[Data pulled from a collection]
==================================================

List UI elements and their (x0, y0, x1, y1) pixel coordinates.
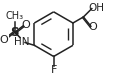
Text: O: O (89, 22, 98, 32)
Text: CH₃: CH₃ (6, 11, 24, 22)
Text: F: F (51, 65, 57, 75)
Text: O: O (0, 35, 8, 45)
Text: O: O (21, 20, 30, 30)
Text: HN: HN (14, 37, 29, 47)
Text: OH: OH (88, 3, 104, 13)
Text: S: S (10, 26, 19, 39)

==================================================

Copy every line of the items above word for word, leaving out the pictures.

List UI elements and their (x0, y0, x1, y1) pixel coordinates.
Text: O: O (89, 22, 98, 32)
Text: CH₃: CH₃ (6, 11, 24, 22)
Text: F: F (51, 65, 57, 75)
Text: O: O (0, 35, 8, 45)
Text: O: O (21, 20, 30, 30)
Text: HN: HN (14, 37, 29, 47)
Text: OH: OH (88, 3, 104, 13)
Text: S: S (10, 26, 19, 39)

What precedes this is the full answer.